Saved entries
= = =

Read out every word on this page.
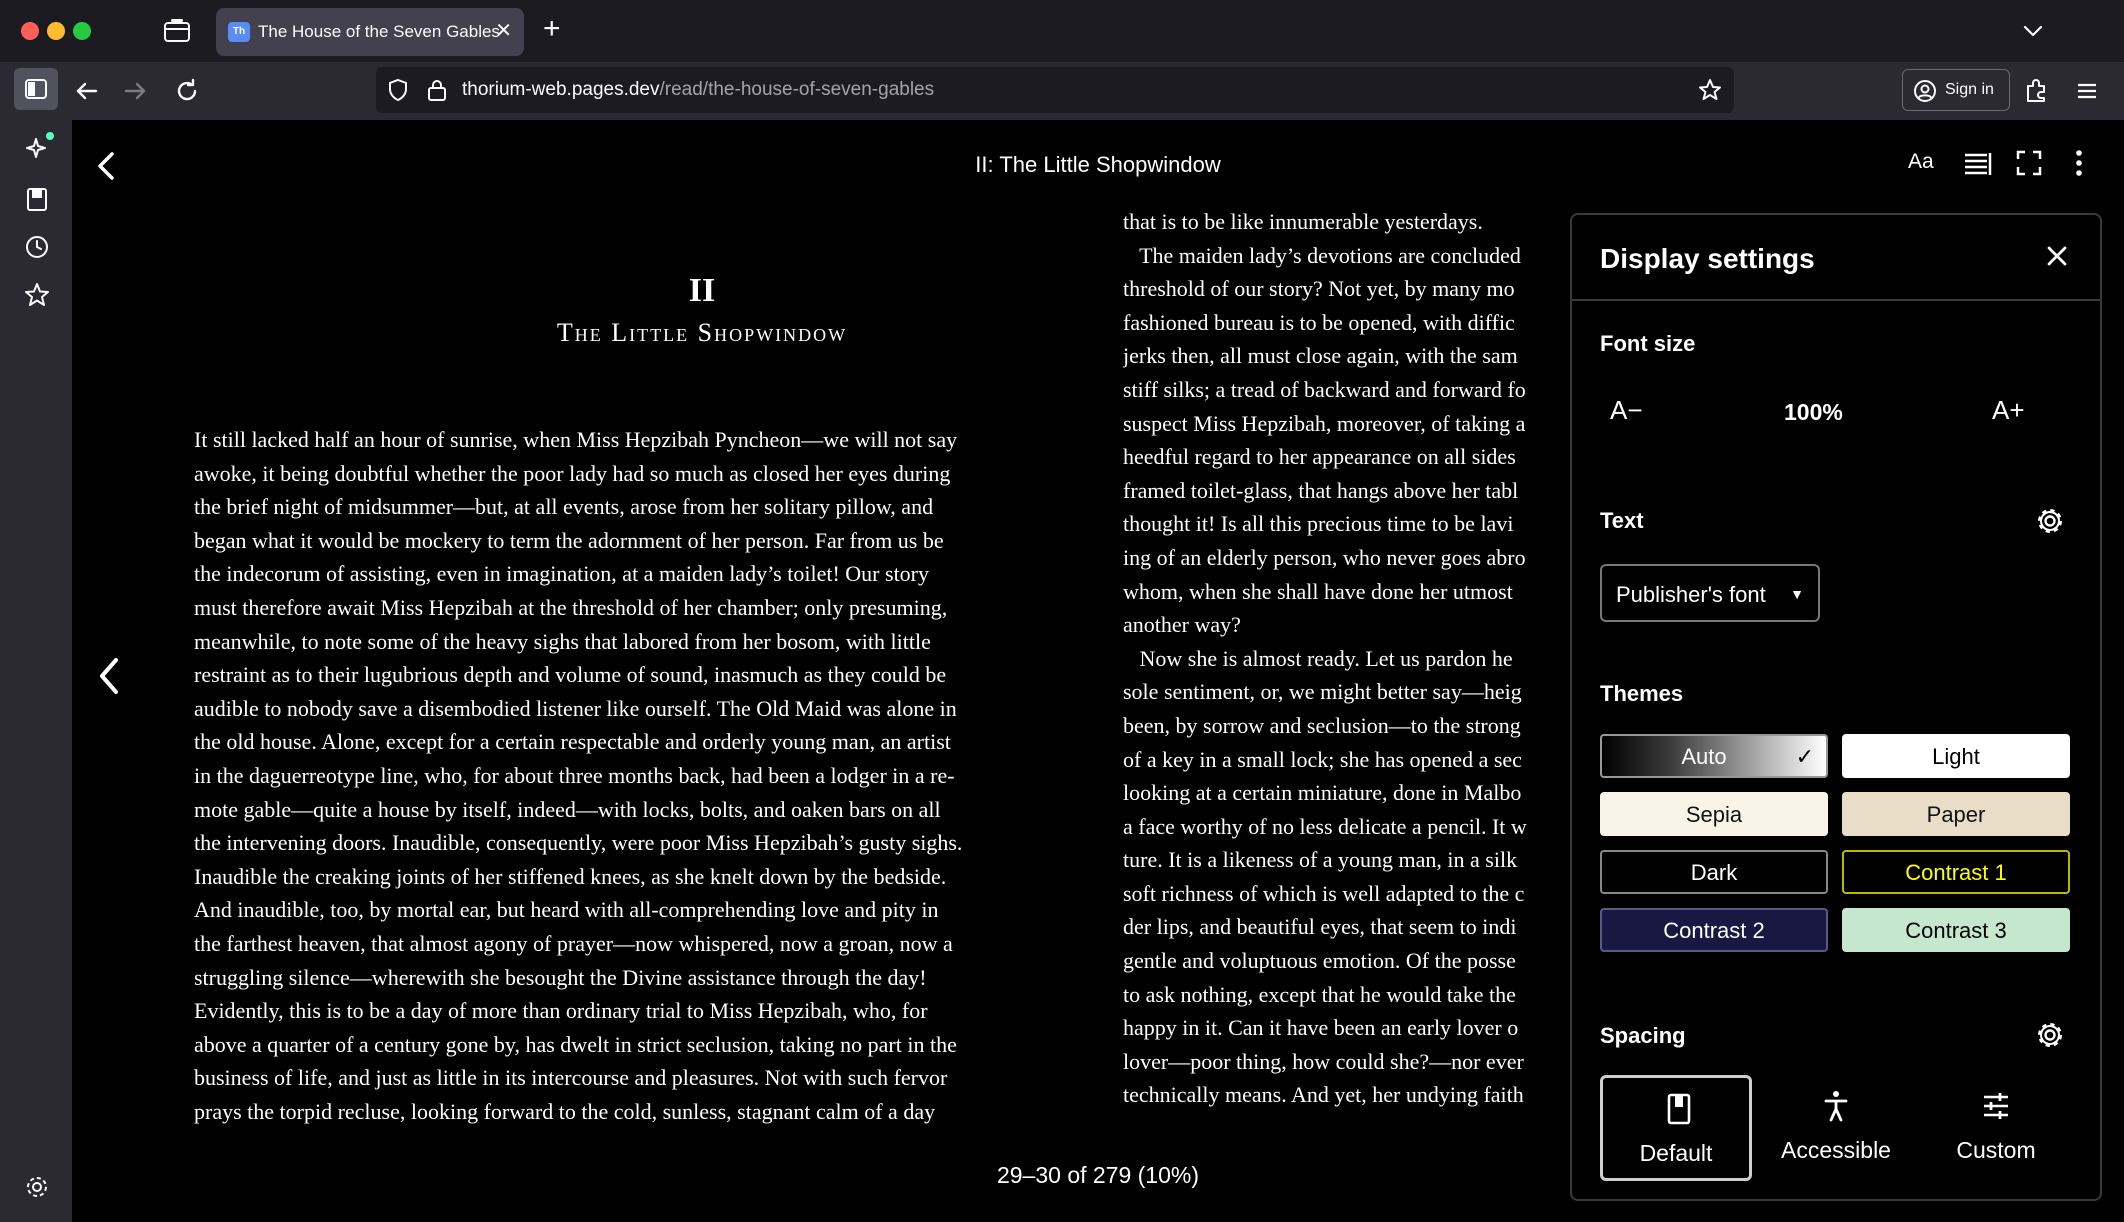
Th The House of the Seven Gables
✕ +
thorium-web.pages.dev/read/the-house-of-seven-gables	Sign in
II: The Little Shopwindow	Aa
II
The Little Shopwindow
It still lacked half an hour of sunrise, when Miss Hepzibah Pyncheon—we will not say
awoke, it being doubtful whether the poor lady had so much as closed her eyes during
the brief night of midsummer—but, at all events, arose from her solitary pillow, and
began what it would be mockery to term the adornment of her person. Far from us be
the indecorum of assisting, even in imagination, at a maiden lady’s toilet! Our story
must therefore await Miss Hepzibah at the threshold of her chamber; only presuming,
meanwhile, to note some of the heavy sighs that labored from her bosom, with little
restraint as to their lugubrious depth and volume of sound, inasmuch as they could be
audible to nobody save a disembodied listener like ourself. The Old Maid was alone in
the old house. Alone, except for a certain respectable and orderly young man, an artist
in the daguerreotype line, who, for about three months back, had been a lodger in a re-
mote gable—quite a house by itself, indeed—with locks, bolts, and oaken bars on all
the intervening doors. Inaudible, consequently, were poor Miss Hepzibah’s gusty sighs.
Inaudible the creaking joints of her stiffened knees, as she knelt down by the bedside.
And inaudible, too, by mortal ear, but heard with all-comprehending love and pity in
the farthest heaven, that almost agony of prayer—now whispered, now a groan, now a
struggling silence—wherewith she besought the Divine assistance through the day!
Evidently, this is to be a day of more than ordinary trial to Miss Hepzibah, who, for
above a quarter of a century gone by, has dwelt in strict seclusion, taking no part in the
business of life, and just as little in its intercourse and pleasures. Not with such fervor
prays the torpid recluse, looking forward to the cold, sunless, stagnant calm of a day
that is to be like innumerable yesterdays.
The maiden lady’s devotions are concluded
threshold of our story? Not yet, by many mo
fashioned bureau is to be opened, with diffic
jerks then, all must close again, with the sam
stiff silks; a tread of backward and forward fo
suspect Miss Hepzibah, moreover, of taking a
heedful regard to her appearance on all sides
framed toilet-glass, that hangs above her tabl
thought it! Is all this precious time to be lavi
ing of an elderly person, who never goes abro
whom, when she shall have done her utmost
another way?
Now she is almost ready. Let us pardon he
sole sentiment, or, we might better say—heig
been, by sorrow and seclusion—to the strong
of a key in a small lock; she has opened a sec
looking at a certain miniature, done in Malbo
a face worthy of no less delicate a pencil. It w
ture. It is a likeness of a young man, in a silk
soft richness of which is well adapted to the c
der lips, and beautiful eyes, that seem to indi
gentle and voluptuous emotion. Of the posse
to ask nothing, except that he would take the
happy in it. Can it have been an early lover o
lover—poor thing, how could she?—nor ever
technically means. And yet, her undying faith
29–30 of 279 (10%)
Display settings
Font size
A−	100%	A+
Text
Publisher's font ▼
Themes
Auto	✓	Light
Sepia	Paper
Dark	Contrast 1
Contrast 2	Contrast 3
Spacing
Default	Accessible	Custom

= = =

### Task to carry out
Isolate the lines that hold the word "toilet" and copy all of them.

### Exercise response
the indecorum of assisting, even in imagination, at a maiden lady’s toilet! Our story
framed toilet-glass, that hangs above her tabl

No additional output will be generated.